### What the task asks
How many of the lines that follow contain the word "گروه"? Give only the number.

--------

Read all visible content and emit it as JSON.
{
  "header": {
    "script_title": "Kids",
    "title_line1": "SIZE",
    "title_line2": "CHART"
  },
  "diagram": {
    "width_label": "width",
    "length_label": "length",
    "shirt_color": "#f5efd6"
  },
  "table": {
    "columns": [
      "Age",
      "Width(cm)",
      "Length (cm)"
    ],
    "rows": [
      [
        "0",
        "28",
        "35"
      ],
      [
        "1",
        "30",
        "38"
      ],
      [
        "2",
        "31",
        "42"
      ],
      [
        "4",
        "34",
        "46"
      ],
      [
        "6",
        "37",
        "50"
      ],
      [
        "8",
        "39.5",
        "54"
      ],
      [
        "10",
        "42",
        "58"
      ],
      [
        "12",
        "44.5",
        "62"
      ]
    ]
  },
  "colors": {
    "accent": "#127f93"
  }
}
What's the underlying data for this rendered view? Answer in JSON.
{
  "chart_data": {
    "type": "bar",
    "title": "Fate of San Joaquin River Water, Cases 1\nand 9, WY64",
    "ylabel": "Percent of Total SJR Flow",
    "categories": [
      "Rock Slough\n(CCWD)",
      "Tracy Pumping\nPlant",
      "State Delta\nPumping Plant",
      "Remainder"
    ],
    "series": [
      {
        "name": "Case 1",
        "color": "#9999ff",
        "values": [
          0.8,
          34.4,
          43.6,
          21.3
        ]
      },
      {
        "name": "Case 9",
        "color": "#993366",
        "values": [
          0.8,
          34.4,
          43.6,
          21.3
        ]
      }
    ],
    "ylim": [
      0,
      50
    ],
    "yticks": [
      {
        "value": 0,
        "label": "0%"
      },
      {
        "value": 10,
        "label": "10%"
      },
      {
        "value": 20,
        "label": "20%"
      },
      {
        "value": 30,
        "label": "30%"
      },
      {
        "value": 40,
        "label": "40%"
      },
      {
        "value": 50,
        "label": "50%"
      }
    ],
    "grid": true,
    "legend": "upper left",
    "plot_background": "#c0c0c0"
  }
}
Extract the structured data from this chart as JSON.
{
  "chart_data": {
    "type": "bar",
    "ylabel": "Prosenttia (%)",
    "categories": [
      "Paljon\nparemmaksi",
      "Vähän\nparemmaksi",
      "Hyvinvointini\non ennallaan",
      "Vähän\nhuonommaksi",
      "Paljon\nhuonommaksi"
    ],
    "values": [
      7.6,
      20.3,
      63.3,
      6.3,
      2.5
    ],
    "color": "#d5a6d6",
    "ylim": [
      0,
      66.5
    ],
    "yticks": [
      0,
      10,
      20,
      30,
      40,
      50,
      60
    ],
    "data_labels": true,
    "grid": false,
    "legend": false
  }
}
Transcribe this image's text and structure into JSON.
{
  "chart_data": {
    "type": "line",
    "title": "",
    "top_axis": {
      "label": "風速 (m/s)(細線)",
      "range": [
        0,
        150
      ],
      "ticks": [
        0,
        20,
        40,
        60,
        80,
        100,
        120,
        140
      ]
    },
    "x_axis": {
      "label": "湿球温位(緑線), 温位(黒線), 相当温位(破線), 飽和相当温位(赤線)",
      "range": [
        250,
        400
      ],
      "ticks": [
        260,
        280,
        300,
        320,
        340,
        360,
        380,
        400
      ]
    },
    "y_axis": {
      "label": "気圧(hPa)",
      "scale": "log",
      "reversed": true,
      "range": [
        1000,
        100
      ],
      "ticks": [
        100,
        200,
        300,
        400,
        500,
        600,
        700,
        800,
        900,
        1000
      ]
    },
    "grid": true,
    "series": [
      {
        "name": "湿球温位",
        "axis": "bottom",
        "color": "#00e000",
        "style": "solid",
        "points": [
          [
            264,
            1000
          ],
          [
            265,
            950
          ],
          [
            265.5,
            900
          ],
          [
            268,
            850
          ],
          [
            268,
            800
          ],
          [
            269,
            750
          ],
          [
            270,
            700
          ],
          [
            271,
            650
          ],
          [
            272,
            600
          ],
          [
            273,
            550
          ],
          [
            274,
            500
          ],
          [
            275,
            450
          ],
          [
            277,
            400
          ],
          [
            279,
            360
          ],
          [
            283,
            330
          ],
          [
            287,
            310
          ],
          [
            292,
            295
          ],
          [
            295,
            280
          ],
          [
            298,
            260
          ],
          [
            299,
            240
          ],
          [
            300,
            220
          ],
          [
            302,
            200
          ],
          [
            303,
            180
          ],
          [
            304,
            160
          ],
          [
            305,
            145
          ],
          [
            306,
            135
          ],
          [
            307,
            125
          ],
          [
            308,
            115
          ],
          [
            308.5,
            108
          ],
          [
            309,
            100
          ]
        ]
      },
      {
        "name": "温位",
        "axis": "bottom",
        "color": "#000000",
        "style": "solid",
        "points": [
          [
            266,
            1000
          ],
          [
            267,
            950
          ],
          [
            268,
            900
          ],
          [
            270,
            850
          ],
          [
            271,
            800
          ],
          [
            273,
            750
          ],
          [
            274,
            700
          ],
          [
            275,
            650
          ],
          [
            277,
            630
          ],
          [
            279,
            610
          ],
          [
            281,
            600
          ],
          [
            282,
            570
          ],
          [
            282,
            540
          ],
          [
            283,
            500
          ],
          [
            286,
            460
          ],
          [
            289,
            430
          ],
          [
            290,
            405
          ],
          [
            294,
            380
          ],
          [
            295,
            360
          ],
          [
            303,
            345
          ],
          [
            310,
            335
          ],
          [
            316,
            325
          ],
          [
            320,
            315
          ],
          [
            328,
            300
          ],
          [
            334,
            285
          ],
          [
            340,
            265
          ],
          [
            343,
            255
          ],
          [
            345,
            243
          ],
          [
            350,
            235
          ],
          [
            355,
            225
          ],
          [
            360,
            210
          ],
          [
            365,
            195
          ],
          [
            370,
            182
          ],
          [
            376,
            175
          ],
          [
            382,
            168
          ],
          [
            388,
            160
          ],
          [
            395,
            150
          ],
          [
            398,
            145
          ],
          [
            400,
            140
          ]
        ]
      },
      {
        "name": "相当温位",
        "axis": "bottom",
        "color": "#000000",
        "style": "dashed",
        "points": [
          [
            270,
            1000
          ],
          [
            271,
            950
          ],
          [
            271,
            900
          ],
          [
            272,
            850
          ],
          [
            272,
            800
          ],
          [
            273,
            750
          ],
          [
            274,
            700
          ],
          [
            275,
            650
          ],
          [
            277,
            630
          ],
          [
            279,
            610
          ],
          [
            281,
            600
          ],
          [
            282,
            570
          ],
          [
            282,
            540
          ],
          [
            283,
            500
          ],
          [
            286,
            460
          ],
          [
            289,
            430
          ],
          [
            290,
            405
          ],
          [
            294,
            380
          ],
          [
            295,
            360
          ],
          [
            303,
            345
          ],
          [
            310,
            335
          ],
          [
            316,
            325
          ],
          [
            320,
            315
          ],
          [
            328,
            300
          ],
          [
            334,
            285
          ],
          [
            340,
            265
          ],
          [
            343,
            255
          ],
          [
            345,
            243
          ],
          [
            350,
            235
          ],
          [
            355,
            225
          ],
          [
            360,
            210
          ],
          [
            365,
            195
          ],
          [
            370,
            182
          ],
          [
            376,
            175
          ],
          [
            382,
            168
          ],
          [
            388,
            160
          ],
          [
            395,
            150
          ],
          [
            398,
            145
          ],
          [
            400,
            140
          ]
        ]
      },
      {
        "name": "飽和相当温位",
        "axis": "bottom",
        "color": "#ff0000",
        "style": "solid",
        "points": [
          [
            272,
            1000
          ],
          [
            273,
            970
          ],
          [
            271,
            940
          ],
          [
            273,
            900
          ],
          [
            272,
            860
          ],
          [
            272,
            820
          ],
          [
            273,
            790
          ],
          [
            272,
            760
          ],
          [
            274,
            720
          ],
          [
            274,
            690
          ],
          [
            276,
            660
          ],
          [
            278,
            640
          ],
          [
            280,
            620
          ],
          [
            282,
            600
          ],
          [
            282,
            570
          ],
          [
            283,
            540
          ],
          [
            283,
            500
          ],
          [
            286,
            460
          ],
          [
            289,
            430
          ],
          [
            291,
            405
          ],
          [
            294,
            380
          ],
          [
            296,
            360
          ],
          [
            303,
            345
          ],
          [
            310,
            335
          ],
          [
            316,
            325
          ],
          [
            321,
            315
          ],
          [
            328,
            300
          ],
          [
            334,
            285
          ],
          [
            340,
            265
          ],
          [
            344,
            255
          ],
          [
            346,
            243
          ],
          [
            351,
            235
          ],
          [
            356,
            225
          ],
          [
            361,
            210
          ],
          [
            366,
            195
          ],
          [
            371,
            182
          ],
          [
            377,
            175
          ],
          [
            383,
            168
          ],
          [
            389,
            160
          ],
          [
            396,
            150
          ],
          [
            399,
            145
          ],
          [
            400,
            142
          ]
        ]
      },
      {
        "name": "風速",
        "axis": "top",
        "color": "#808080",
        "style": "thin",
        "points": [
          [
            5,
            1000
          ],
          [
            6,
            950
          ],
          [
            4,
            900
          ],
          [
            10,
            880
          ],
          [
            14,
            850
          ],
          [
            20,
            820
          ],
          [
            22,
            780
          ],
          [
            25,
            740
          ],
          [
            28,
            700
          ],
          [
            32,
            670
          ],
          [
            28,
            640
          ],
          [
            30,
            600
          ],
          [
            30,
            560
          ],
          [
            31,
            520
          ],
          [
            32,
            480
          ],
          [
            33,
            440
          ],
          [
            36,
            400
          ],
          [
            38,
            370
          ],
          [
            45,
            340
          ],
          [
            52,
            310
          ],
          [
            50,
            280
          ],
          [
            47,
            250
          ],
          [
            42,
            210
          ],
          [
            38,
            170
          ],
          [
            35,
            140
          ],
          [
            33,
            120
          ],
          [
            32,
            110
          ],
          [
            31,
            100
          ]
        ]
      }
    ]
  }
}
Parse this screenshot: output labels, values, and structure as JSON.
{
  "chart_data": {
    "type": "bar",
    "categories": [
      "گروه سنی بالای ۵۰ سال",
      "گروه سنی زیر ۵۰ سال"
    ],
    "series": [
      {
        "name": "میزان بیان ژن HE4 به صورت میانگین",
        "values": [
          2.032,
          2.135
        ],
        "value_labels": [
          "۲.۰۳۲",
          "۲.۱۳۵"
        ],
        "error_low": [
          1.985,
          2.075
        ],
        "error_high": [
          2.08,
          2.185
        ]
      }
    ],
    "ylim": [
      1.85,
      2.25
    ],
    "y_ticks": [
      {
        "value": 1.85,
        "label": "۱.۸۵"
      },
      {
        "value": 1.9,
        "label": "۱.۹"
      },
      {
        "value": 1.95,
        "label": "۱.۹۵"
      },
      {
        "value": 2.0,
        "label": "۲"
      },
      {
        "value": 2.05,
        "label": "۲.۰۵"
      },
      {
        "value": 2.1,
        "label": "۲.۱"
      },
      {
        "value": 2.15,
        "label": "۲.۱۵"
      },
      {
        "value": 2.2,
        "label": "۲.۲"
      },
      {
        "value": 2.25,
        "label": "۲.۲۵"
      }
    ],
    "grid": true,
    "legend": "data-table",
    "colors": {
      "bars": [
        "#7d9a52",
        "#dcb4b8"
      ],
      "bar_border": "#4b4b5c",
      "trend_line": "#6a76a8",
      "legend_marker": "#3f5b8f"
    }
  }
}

--------

### Task result
2